**Problem description:** Find the word "ציונים" in the listing; pull out each line holding it.

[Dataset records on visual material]
· · · · · · ·

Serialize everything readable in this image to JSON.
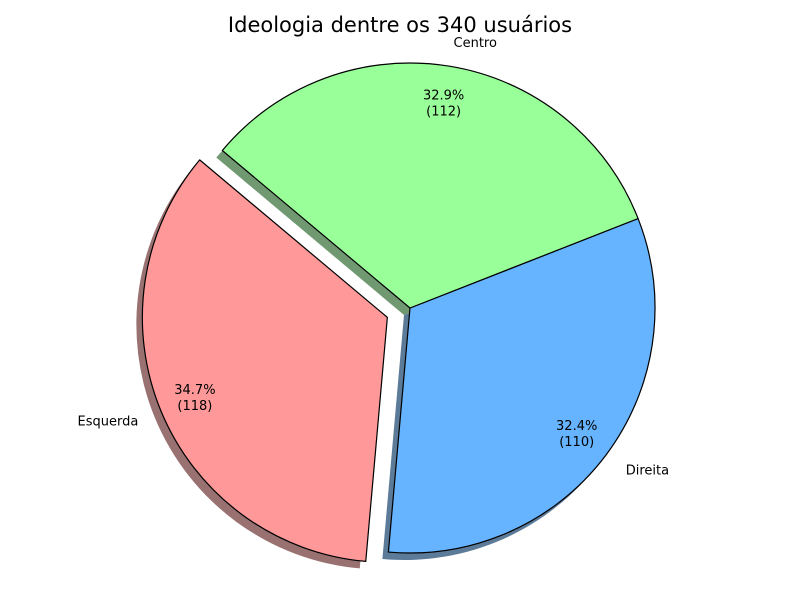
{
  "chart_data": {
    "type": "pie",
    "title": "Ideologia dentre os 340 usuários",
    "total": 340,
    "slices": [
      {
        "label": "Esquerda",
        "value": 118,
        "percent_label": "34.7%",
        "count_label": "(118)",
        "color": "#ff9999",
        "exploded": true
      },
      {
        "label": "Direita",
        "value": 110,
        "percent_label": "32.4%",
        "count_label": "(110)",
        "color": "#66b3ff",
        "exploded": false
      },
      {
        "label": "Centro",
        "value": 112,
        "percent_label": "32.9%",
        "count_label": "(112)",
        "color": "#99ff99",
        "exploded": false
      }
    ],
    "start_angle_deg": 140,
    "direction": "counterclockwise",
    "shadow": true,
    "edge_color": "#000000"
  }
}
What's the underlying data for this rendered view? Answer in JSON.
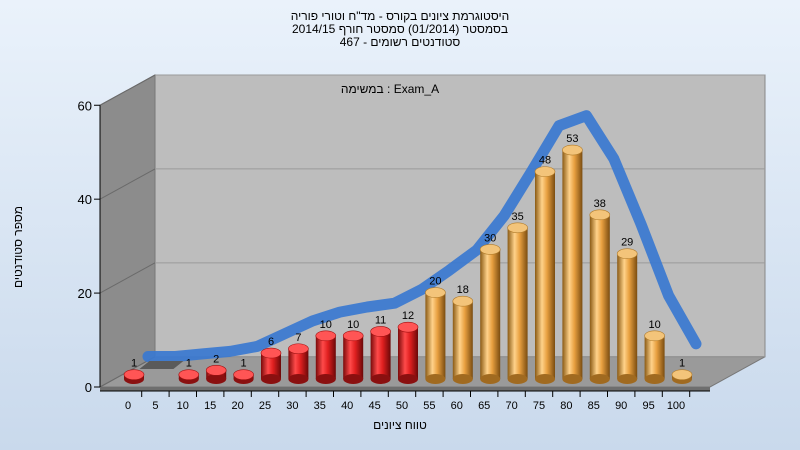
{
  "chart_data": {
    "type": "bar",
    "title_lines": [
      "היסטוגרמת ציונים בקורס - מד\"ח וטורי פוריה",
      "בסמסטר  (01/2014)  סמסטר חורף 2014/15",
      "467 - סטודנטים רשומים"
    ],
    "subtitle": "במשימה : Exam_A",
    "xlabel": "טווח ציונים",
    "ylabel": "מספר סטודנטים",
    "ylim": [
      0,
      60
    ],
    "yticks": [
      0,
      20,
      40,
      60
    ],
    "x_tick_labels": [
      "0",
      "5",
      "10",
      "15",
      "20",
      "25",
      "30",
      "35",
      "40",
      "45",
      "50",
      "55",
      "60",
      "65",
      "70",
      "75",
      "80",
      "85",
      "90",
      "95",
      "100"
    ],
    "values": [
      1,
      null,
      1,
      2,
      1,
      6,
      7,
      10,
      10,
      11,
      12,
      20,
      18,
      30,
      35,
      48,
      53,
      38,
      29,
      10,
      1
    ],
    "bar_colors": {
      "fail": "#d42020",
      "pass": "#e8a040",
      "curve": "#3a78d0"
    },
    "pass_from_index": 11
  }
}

· · · · · · ·

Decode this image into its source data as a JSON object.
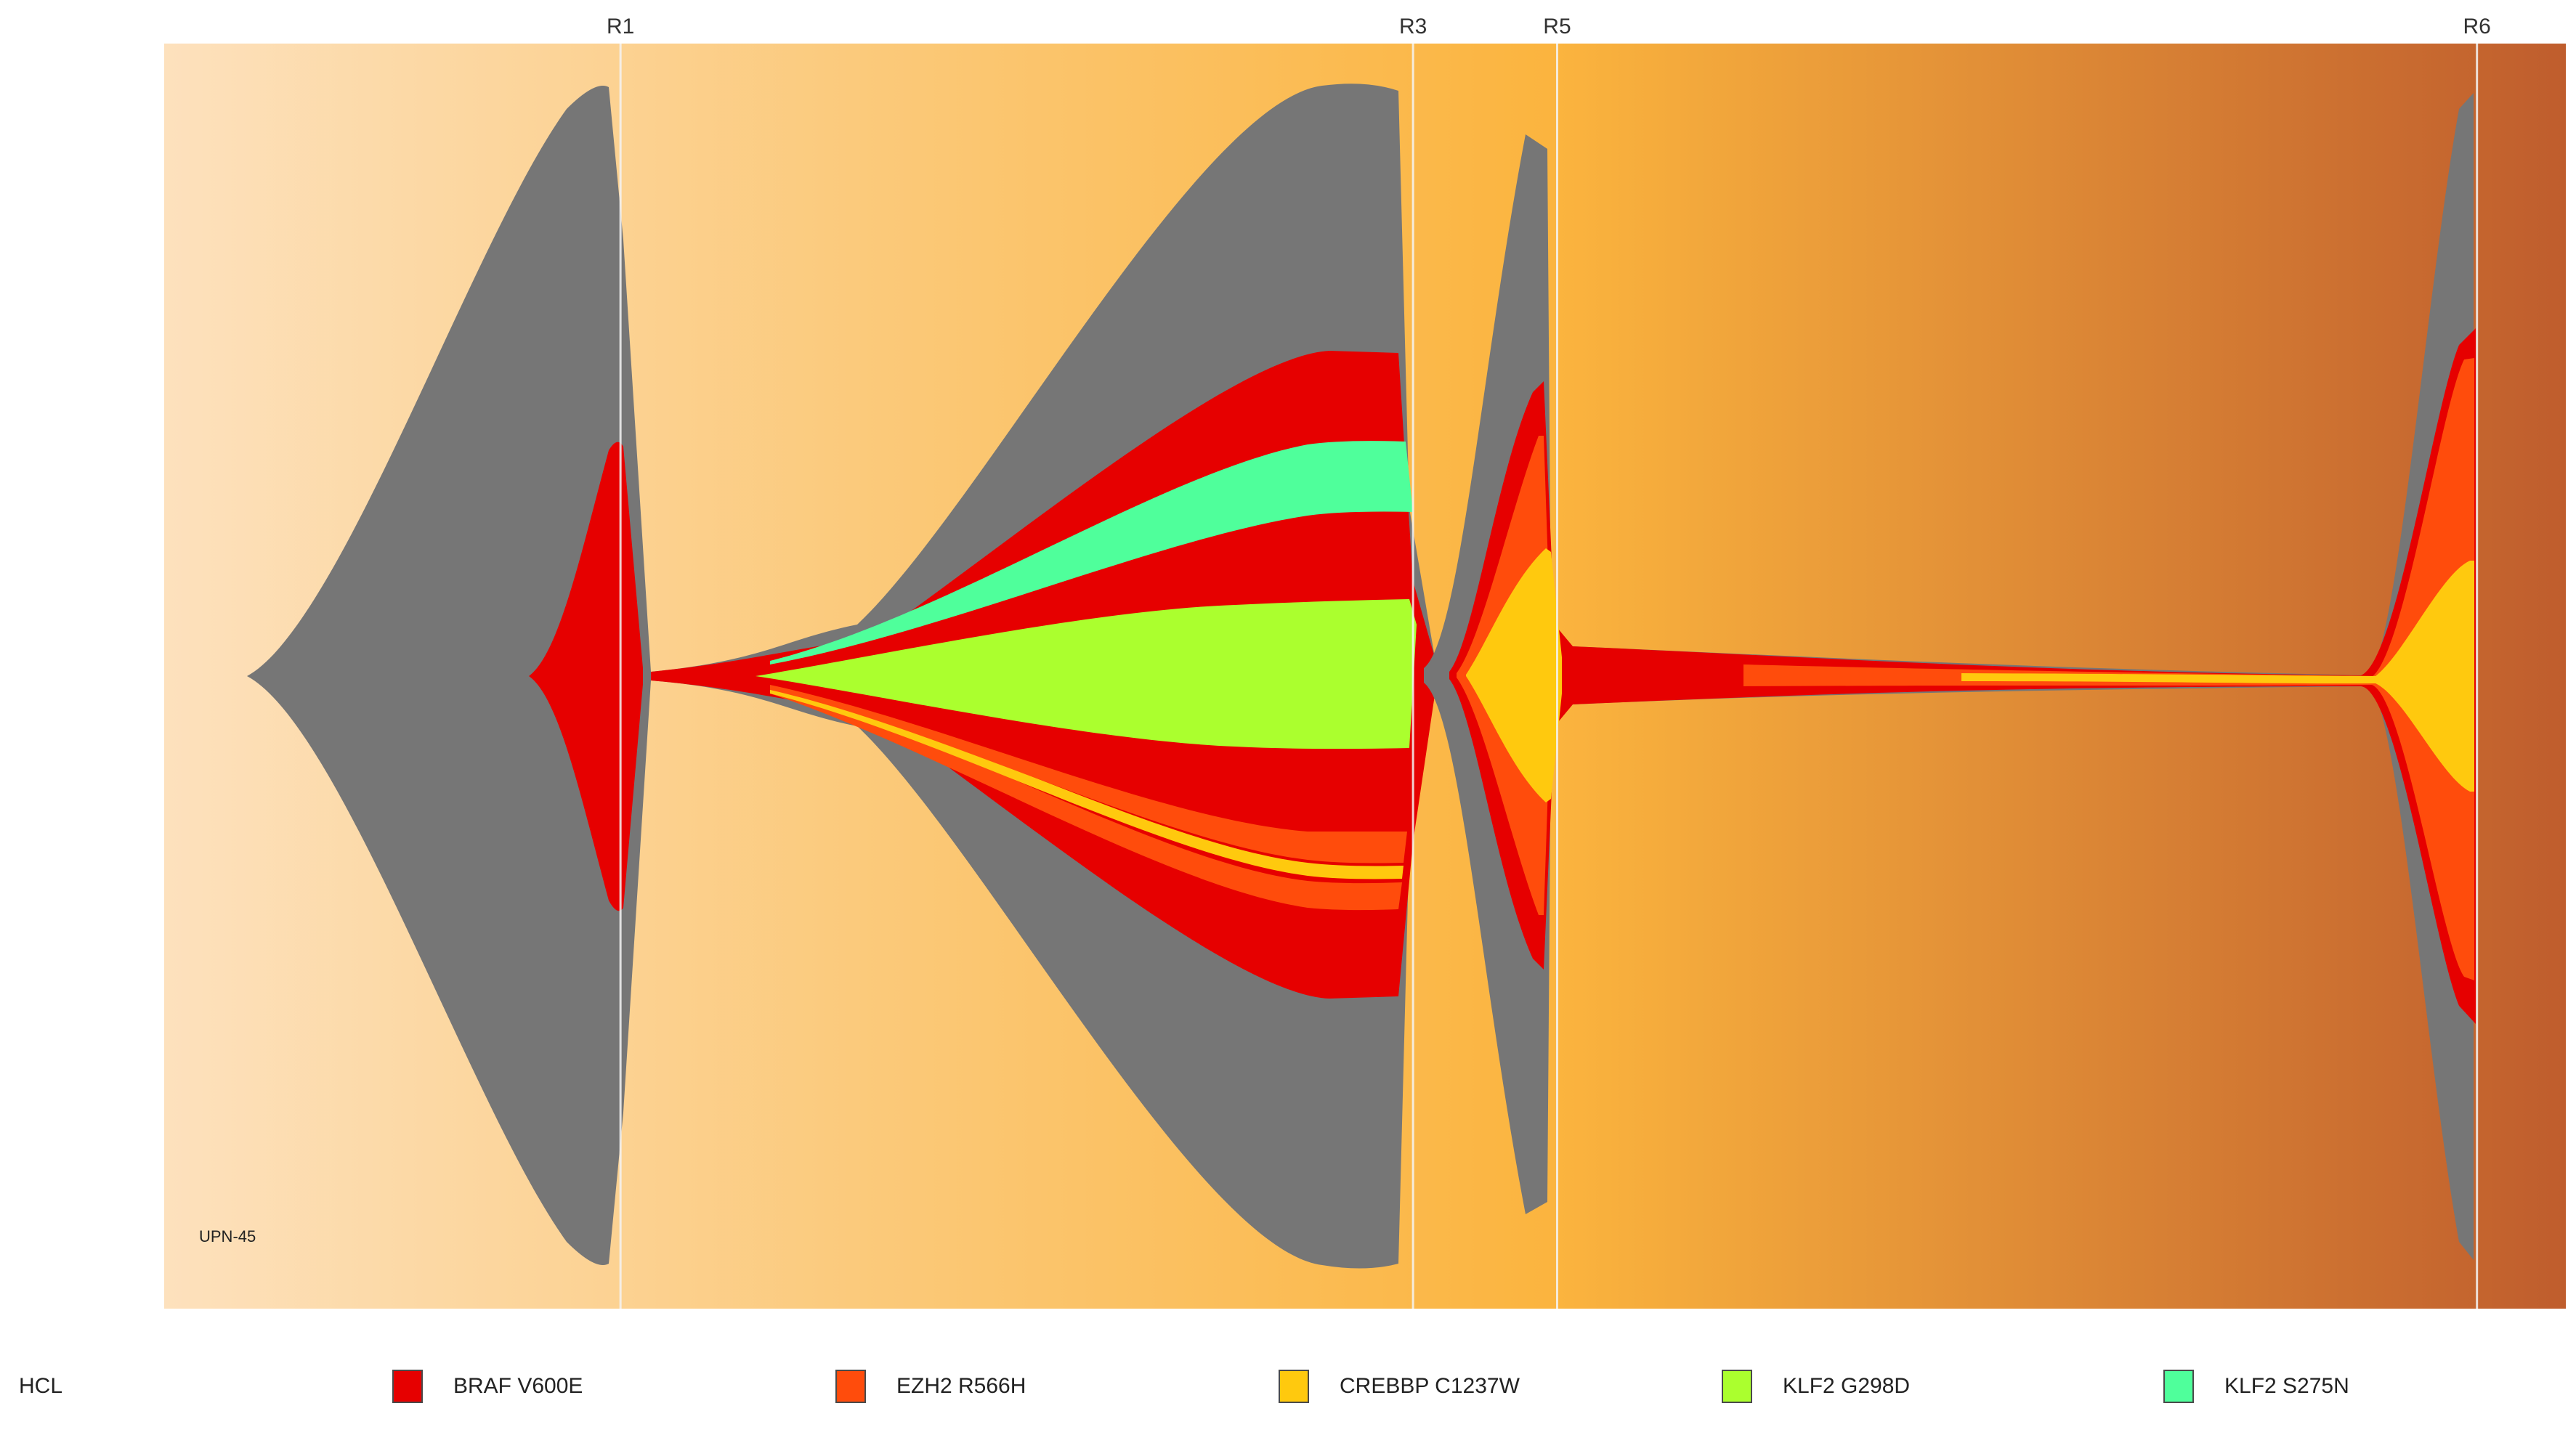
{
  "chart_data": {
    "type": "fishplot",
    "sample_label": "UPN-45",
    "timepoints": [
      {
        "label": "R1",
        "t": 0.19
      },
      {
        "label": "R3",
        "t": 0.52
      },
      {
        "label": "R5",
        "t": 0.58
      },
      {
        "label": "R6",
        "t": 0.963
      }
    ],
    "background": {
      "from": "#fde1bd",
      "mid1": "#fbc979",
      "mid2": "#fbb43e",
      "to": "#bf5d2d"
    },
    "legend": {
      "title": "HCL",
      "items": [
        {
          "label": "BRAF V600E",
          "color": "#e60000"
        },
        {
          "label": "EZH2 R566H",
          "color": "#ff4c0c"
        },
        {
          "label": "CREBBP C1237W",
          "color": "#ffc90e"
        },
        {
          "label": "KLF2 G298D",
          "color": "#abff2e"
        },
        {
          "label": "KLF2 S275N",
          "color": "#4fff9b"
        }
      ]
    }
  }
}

· · · · · · ·

**Task solution:**
      "היסטוגרמת ציונים בקורס - מד\"ח וטורי פוריה",
    "xlabel": "טווח ציונים",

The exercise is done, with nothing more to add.